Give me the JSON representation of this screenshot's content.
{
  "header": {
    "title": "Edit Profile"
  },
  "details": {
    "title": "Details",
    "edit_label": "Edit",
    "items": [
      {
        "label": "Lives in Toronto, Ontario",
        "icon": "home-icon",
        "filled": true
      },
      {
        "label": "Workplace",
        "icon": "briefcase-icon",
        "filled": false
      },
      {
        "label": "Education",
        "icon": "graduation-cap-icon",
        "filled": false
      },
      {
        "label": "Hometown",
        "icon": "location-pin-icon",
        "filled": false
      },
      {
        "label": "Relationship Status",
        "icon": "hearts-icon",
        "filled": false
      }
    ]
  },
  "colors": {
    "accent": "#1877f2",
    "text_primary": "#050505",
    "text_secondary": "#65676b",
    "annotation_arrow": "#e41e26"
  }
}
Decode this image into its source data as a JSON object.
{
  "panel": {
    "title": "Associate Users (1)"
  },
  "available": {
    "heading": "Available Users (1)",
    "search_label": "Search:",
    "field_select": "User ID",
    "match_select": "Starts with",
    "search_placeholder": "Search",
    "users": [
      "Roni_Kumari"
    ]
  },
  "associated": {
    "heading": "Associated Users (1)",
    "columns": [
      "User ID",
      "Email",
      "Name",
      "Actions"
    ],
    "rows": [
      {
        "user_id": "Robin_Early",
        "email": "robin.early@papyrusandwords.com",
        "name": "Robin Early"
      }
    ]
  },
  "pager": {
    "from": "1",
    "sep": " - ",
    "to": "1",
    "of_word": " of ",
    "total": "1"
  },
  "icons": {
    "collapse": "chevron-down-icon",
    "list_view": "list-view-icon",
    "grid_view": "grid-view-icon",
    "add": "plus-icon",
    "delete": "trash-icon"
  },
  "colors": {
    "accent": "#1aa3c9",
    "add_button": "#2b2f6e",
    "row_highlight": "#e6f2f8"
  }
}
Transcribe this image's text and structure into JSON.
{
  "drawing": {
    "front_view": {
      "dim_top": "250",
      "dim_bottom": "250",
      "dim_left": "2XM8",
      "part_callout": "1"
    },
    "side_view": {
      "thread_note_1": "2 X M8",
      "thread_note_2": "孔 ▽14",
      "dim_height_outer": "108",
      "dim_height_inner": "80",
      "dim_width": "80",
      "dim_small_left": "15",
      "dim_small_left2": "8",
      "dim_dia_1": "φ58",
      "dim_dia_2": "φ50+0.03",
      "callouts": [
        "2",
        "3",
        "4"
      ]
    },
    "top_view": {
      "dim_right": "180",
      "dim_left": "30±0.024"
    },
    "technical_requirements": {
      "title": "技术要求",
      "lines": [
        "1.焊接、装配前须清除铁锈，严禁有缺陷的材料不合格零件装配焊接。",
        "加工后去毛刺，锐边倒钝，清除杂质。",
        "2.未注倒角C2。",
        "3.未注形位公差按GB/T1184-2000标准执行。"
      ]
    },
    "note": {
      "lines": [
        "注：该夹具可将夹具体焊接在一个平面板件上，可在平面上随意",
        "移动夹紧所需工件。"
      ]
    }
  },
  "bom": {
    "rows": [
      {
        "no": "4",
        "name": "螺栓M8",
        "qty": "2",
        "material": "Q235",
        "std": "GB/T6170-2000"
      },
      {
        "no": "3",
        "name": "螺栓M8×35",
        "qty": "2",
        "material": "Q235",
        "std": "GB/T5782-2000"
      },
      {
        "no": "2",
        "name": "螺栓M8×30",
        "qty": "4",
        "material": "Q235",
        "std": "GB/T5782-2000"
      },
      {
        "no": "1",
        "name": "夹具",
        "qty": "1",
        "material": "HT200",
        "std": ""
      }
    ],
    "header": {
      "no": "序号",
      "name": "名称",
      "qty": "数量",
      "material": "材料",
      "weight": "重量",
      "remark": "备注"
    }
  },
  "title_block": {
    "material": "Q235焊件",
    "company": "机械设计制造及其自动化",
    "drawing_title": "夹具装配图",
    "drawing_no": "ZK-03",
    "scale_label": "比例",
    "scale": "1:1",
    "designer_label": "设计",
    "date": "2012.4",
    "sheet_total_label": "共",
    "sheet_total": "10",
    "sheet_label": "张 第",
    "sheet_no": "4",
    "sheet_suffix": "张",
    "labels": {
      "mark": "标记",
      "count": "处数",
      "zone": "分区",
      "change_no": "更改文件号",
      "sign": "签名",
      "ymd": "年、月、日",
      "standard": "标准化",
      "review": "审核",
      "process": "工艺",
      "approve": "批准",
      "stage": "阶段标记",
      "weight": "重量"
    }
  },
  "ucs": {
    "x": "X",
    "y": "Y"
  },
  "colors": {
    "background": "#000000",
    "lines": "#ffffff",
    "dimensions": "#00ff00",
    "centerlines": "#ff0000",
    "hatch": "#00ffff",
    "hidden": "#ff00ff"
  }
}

====

- [What you need to do]:
Make an exact copy of the listing, including every line.

- [Output for this task]:
Give me the JSON representation of this screenshot's content.
{
  "header": {
    "title": "Edit Profile"
  },
  "details": {
    "title": "Details",
    "edit_label": "Edit",
    "items": [
      {
        "label": "Lives in Toronto, Ontario",
        "icon": "home-icon",
        "filled": true
      },
      {
        "label": "Workplace",
        "icon": "briefcase-icon",
        "filled": false
      },
      {
        "label": "Education",
        "icon": "graduation-cap-icon",
        "filled": false
      },
      {
        "label": "Hometown",
        "icon": "location-pin-icon",
        "filled": false
      },
      {
        "label": "Relationship Status",
        "icon": "hearts-icon",
        "filled": false
      }
    ]
  },
  "colors": {
    "accent": "#1877f2",
    "text_primary": "#050505",
    "text_secondary": "#65676b",
    "annotation_arrow": "#e41e26"
  }
}
Decode this image into its source data as a JSON object.
{
  "panel": {
    "title": "Associate Users (1)"
  },
  "available": {
    "heading": "Available Users (1)",
    "search_label": "Search:",
    "field_select": "User ID",
    "match_select": "Starts with",
    "search_placeholder": "Search",
    "users": [
      "Roni_Kumari"
    ]
  },
  "associated": {
    "heading": "Associated Users (1)",
    "columns": [
      "User ID",
      "Email",
      "Name",
      "Actions"
    ],
    "rows": [
      {
        "user_id": "Robin_Early",
        "email": "robin.early@papyrusandwords.com",
        "name": "Robin Early"
      }
    ]
  },
  "pager": {
    "from": "1",
    "sep": " - ",
    "to": "1",
    "of_word": " of ",
    "total": "1"
  },
  "icons": {
    "collapse": "chevron-down-icon",
    "list_view": "list-view-icon",
    "grid_view": "grid-view-icon",
    "add": "plus-icon",
    "delete": "trash-icon"
  },
  "colors": {
    "accent": "#1aa3c9",
    "add_button": "#2b2f6e",
    "row_highlight": "#e6f2f8"
  }
}
Transcribe this image's text and structure into JSON.
{
  "drawing": {
    "front_view": {
      "dim_top": "250",
      "dim_bottom": "250",
      "dim_left": "2XM8",
      "part_callout": "1"
    },
    "side_view": {
      "thread_note_1": "2 X M8",
      "thread_note_2": "孔 ▽14",
      "dim_height_outer": "108",
      "dim_height_inner": "80",
      "dim_width": "80",
      "dim_small_left": "15",
      "dim_small_left2": "8",
      "dim_dia_1": "φ58",
      "dim_dia_2": "φ50+0.03",
      "callouts": [
        "2",
        "3",
        "4"
      ]
    },
    "top_view": {
      "dim_right": "180",
      "dim_left": "30±0.024"
    },
    "technical_requirements": {
      "title": "技术要求",
      "lines": [
        "1.焊接、装配前须清除铁锈，严禁有缺陷的材料不合格零件装配焊接。",
        "加工后去毛刺，锐边倒钝，清除杂质。",
        "2.未注倒角C2。",
        "3.未注形位公差按GB/T1184-2000标准执行。"
      ]
    },
    "note": {
      "lines": [
        "注：该夹具可将夹具体焊接在一个平面板件上，可在平面上随意",
        "移动夹紧所需工件。"
      ]
    }
  },
  "bom": {
    "rows": [
      {
        "no": "4",
        "name": "螺栓M8",
        "qty": "2",
        "material": "Q235",
        "std": "GB/T6170-2000"
      },
      {
        "no": "3",
        "name": "螺栓M8×35",
        "qty": "2",
        "material": "Q235",
        "std": "GB/T5782-2000"
      },
      {
        "no": "2",
        "name": "螺栓M8×30",
        "qty": "4",
        "material": "Q235",
        "std": "GB/T5782-2000"
      },
      {
        "no": "1",
        "name": "夹具",
        "qty": "1",
        "material": "HT200",
        "std": ""
      }
    ],
    "header": {
      "no": "序号",
      "name": "名称",
      "qty": "数量",
      "material": "材料",
      "weight": "重量",
      "remark": "备注"
    }
  },
  "title_block": {
    "material": "Q235焊件",
    "company": "机械设计制造及其自动化",
    "drawing_title": "夹具装配图",
    "drawing_no": "ZK-03",
    "scale_label": "比例",
    "scale": "1:1",
    "designer_label": "设计",
    "date": "2012.4",
    "sheet_total_label": "共",
    "sheet_total": "10",
    "sheet_label": "张 第",
    "sheet_no": "4",
    "sheet_suffix": "张",
    "labels": {
      "mark": "标记",
      "count": "处数",
      "zone": "分区",
      "change_no": "更改文件号",
      "sign": "签名",
      "ymd": "年、月、日",
      "standard": "标准化",
      "review": "审核",
      "process": "工艺",
      "approve": "批准",
      "stage": "阶段标记",
      "weight": "重量"
    }
  },
  "ucs": {
    "x": "X",
    "y": "Y"
  },
  "colors": {
    "background": "#000000",
    "lines": "#ffffff",
    "dimensions": "#00ff00",
    "centerlines": "#ff0000",
    "hatch": "#00ffff",
    "hidden": "#ff00ff"
  }
}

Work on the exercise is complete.